▸ **What the task requires**
Write every line out verbatim and omit the pictures.

▸ **Data for processing**
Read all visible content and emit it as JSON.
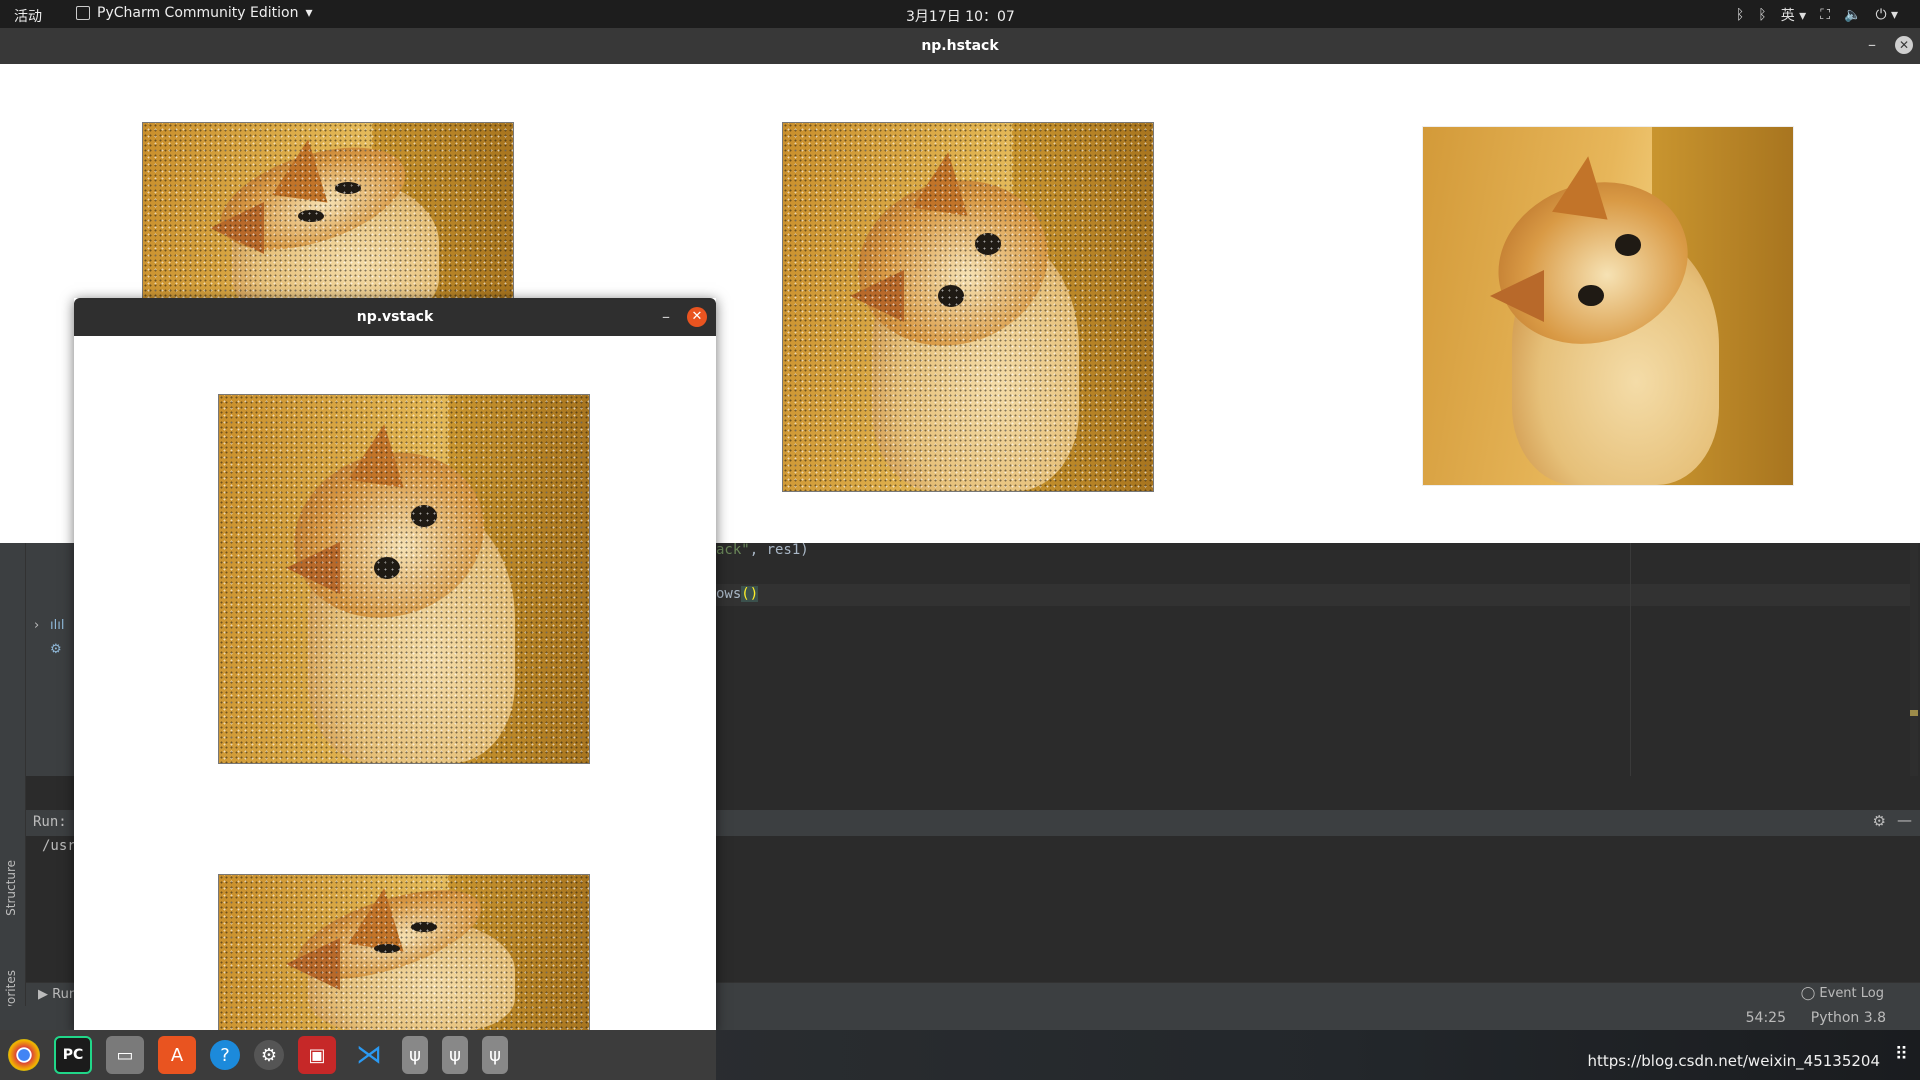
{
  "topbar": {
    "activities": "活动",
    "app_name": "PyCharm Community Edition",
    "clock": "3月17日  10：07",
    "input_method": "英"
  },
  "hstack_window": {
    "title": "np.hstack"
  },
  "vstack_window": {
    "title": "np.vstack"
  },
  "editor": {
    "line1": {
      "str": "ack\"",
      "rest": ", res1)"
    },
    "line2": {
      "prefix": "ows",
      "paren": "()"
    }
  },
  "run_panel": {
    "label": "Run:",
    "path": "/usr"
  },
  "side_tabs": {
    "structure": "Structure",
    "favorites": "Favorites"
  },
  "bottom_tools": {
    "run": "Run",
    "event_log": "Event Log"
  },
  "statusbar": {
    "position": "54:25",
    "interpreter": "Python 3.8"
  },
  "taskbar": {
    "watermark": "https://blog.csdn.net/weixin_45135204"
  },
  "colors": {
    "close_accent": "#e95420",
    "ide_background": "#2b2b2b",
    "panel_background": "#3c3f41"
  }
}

▸ **Output for this task**
Read all visible content and emit it as JSON.
{
  "topbar": {
    "activities": "活动",
    "app_name": "PyCharm Community Edition",
    "clock": "3月17日  10：07",
    "input_method": "英"
  },
  "hstack_window": {
    "title": "np.hstack"
  },
  "vstack_window": {
    "title": "np.vstack"
  },
  "editor": {
    "line1": {
      "str": "ack\"",
      "rest": ", res1)"
    },
    "line2": {
      "prefix": "ows",
      "paren": "()"
    }
  },
  "run_panel": {
    "label": "Run:",
    "path": "/usr"
  },
  "side_tabs": {
    "structure": "Structure",
    "favorites": "Favorites"
  },
  "bottom_tools": {
    "run": "Run",
    "event_log": "Event Log"
  },
  "statusbar": {
    "position": "54:25",
    "interpreter": "Python 3.8"
  },
  "taskbar": {
    "watermark": "https://blog.csdn.net/weixin_45135204"
  },
  "colors": {
    "close_accent": "#e95420",
    "ide_background": "#2b2b2b",
    "panel_background": "#3c3f41"
  }
}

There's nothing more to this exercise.